BEGIN Recorded information

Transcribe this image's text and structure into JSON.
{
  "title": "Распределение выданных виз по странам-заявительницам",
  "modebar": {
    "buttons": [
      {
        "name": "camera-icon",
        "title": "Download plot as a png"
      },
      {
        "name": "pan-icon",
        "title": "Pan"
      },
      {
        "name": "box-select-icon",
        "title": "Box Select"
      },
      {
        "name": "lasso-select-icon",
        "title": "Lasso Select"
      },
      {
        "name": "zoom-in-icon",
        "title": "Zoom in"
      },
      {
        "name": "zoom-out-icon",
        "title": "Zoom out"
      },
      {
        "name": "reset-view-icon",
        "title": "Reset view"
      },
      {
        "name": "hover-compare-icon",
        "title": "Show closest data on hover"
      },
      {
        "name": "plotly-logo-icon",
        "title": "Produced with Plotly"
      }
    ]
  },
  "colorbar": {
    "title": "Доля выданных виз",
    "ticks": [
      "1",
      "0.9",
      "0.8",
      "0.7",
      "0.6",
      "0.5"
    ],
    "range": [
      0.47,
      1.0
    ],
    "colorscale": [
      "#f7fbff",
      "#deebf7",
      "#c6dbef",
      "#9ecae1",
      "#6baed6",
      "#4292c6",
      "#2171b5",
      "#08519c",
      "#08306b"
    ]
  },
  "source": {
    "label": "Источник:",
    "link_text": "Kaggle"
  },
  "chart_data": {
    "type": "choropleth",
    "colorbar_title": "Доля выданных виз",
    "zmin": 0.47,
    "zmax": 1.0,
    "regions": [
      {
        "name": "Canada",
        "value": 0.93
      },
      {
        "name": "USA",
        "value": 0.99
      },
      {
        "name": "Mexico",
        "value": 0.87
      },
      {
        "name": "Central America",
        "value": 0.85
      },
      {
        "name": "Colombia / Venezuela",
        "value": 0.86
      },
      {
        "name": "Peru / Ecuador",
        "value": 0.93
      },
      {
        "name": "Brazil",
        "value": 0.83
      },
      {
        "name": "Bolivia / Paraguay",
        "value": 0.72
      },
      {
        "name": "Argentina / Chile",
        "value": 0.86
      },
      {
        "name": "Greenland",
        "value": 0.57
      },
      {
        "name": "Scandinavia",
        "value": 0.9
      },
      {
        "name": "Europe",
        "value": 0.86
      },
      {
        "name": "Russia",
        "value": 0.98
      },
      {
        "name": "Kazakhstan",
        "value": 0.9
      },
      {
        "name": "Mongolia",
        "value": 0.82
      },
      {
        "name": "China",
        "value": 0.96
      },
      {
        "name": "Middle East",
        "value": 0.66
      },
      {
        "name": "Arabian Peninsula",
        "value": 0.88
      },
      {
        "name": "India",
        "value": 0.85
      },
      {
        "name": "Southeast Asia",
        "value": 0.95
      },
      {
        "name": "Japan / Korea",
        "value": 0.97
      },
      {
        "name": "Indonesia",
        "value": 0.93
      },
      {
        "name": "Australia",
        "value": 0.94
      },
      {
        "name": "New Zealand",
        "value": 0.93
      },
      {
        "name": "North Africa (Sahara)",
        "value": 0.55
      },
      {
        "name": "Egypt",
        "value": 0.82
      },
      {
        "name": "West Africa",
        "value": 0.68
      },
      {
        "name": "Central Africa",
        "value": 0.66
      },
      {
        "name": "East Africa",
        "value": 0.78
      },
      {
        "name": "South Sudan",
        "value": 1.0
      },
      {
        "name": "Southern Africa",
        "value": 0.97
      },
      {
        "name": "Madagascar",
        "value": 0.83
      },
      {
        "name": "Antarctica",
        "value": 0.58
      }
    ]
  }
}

END Recorded information

Output all preceding records character for character.

Transcribe this image's text and structure into JSON.
{
  "title": "Распределение выданных виз по странам-заявительницам",
  "modebar": {
    "buttons": [
      {
        "name": "camera-icon",
        "title": "Download plot as a png"
      },
      {
        "name": "pan-icon",
        "title": "Pan"
      },
      {
        "name": "box-select-icon",
        "title": "Box Select"
      },
      {
        "name": "lasso-select-icon",
        "title": "Lasso Select"
      },
      {
        "name": "zoom-in-icon",
        "title": "Zoom in"
      },
      {
        "name": "zoom-out-icon",
        "title": "Zoom out"
      },
      {
        "name": "reset-view-icon",
        "title": "Reset view"
      },
      {
        "name": "hover-compare-icon",
        "title": "Show closest data on hover"
      },
      {
        "name": "plotly-logo-icon",
        "title": "Produced with Plotly"
      }
    ]
  },
  "colorbar": {
    "title": "Доля выданных виз",
    "ticks": [
      "1",
      "0.9",
      "0.8",
      "0.7",
      "0.6",
      "0.5"
    ],
    "range": [
      0.47,
      1.0
    ],
    "colorscale": [
      "#f7fbff",
      "#deebf7",
      "#c6dbef",
      "#9ecae1",
      "#6baed6",
      "#4292c6",
      "#2171b5",
      "#08519c",
      "#08306b"
    ]
  },
  "source": {
    "label": "Источник:",
    "link_text": "Kaggle"
  },
  "chart_data": {
    "type": "choropleth",
    "colorbar_title": "Доля выданных виз",
    "zmin": 0.47,
    "zmax": 1.0,
    "regions": [
      {
        "name": "Canada",
        "value": 0.93
      },
      {
        "name": "USA",
        "value": 0.99
      },
      {
        "name": "Mexico",
        "value": 0.87
      },
      {
        "name": "Central America",
        "value": 0.85
      },
      {
        "name": "Colombia / Venezuela",
        "value": 0.86
      },
      {
        "name": "Peru / Ecuador",
        "value": 0.93
      },
      {
        "name": "Brazil",
        "value": 0.83
      },
      {
        "name": "Bolivia / Paraguay",
        "value": 0.72
      },
      {
        "name": "Argentina / Chile",
        "value": 0.86
      },
      {
        "name": "Greenland",
        "value": 0.57
      },
      {
        "name": "Scandinavia",
        "value": 0.9
      },
      {
        "name": "Europe",
        "value": 0.86
      },
      {
        "name": "Russia",
        "value": 0.98
      },
      {
        "name": "Kazakhstan",
        "value": 0.9
      },
      {
        "name": "Mongolia",
        "value": 0.82
      },
      {
        "name": "China",
        "value": 0.96
      },
      {
        "name": "Middle East",
        "value": 0.66
      },
      {
        "name": "Arabian Peninsula",
        "value": 0.88
      },
      {
        "name": "India",
        "value": 0.85
      },
      {
        "name": "Southeast Asia",
        "value": 0.95
      },
      {
        "name": "Japan / Korea",
        "value": 0.97
      },
      {
        "name": "Indonesia",
        "value": 0.93
      },
      {
        "name": "Australia",
        "value": 0.94
      },
      {
        "name": "New Zealand",
        "value": 0.93
      },
      {
        "name": "North Africa (Sahara)",
        "value": 0.55
      },
      {
        "name": "Egypt",
        "value": 0.82
      },
      {
        "name": "West Africa",
        "value": 0.68
      },
      {
        "name": "Central Africa",
        "value": 0.66
      },
      {
        "name": "East Africa",
        "value": 0.78
      },
      {
        "name": "South Sudan",
        "value": 1.0
      },
      {
        "name": "Southern Africa",
        "value": 0.97
      },
      {
        "name": "Madagascar",
        "value": 0.83
      },
      {
        "name": "Antarctica",
        "value": 0.58
      }
    ]
  }
}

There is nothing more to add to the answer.